◆ EXERCISE PROMPT ◆
Below are records; state how many of their lines hold the word "History", and give only the figure.

** start DATA FOR THIS TASK **

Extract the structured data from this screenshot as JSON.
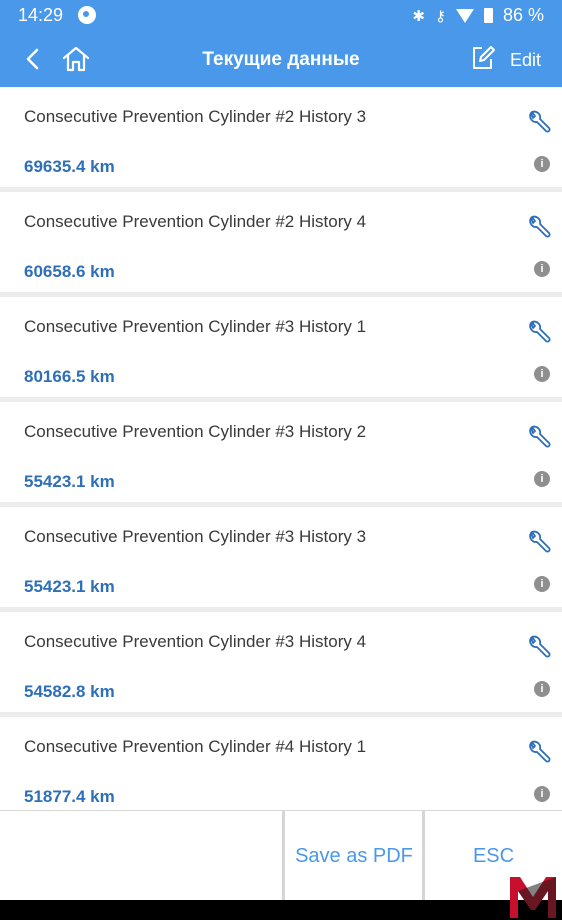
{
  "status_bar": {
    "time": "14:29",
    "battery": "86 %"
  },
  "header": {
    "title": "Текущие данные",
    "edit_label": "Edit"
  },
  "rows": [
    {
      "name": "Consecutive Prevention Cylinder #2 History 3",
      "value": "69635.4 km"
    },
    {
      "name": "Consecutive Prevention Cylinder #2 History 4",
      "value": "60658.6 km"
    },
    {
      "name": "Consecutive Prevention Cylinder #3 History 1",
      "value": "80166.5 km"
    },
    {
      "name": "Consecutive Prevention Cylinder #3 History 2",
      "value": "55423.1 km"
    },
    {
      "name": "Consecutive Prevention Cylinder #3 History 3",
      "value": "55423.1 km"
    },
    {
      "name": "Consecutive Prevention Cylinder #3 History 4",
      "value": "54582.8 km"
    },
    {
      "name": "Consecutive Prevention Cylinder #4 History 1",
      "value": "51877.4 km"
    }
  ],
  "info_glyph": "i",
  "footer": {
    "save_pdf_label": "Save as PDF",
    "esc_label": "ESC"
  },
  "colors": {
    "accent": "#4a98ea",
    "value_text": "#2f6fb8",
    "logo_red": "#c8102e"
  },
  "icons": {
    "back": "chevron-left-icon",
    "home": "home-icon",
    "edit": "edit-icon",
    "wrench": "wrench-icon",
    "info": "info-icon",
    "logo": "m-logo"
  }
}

** end DATA FOR THIS TASK **
** start DATA FOR THIS TASK **

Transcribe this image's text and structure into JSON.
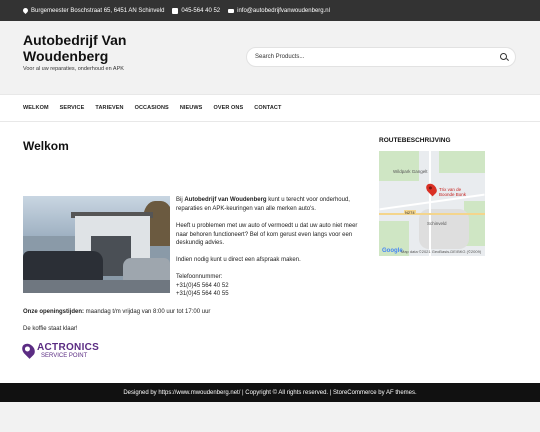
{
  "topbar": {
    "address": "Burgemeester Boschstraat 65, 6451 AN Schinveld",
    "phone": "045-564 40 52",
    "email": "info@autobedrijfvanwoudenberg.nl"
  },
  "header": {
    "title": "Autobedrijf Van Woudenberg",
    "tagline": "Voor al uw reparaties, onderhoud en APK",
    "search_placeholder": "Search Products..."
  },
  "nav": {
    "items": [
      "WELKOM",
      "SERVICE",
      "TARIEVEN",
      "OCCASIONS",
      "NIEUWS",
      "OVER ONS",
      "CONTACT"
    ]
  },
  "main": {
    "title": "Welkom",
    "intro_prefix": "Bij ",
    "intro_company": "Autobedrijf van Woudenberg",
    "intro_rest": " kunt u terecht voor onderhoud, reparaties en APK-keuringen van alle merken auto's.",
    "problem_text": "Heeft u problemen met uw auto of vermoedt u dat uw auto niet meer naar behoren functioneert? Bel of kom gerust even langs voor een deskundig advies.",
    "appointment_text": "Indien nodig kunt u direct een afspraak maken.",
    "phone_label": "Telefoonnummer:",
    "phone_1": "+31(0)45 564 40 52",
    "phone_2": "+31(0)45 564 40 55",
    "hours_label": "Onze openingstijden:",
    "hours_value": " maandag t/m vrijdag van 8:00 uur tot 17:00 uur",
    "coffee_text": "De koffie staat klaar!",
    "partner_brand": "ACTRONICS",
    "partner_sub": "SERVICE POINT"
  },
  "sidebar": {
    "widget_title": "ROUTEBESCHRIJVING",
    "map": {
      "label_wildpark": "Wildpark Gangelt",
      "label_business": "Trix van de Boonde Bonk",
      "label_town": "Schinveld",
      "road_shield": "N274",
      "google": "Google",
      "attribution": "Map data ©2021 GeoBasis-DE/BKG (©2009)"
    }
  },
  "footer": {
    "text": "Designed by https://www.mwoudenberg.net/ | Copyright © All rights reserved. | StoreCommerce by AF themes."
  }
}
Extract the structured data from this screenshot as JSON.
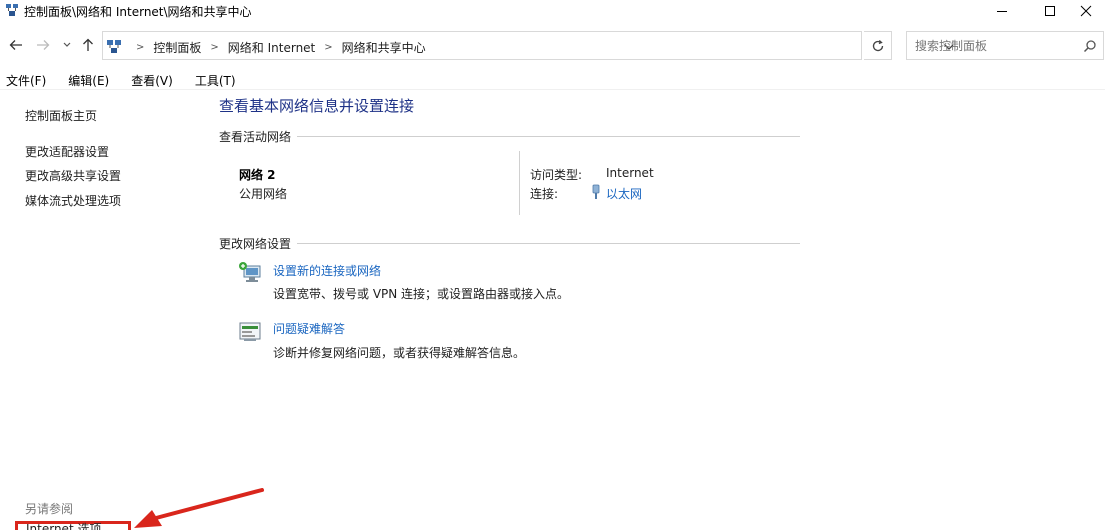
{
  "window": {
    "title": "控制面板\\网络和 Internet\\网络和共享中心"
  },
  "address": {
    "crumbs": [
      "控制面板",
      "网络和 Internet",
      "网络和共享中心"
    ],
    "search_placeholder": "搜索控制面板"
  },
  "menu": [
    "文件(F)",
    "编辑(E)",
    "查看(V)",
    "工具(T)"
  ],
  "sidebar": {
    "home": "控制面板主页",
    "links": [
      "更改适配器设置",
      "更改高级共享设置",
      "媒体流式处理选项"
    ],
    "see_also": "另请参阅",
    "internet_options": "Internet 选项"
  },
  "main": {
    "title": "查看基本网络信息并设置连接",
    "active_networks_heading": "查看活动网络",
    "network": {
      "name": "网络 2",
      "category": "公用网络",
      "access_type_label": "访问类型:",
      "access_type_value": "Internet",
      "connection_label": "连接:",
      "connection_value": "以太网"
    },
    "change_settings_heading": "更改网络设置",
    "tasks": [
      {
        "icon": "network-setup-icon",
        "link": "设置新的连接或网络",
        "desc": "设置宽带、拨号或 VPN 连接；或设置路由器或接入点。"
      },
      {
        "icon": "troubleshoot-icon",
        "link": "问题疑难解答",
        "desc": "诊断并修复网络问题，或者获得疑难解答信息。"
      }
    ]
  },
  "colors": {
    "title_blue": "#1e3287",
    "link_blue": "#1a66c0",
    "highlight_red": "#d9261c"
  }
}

** end DATA FOR THIS TASK **

◆ EXPECTED ANSWER ◆
7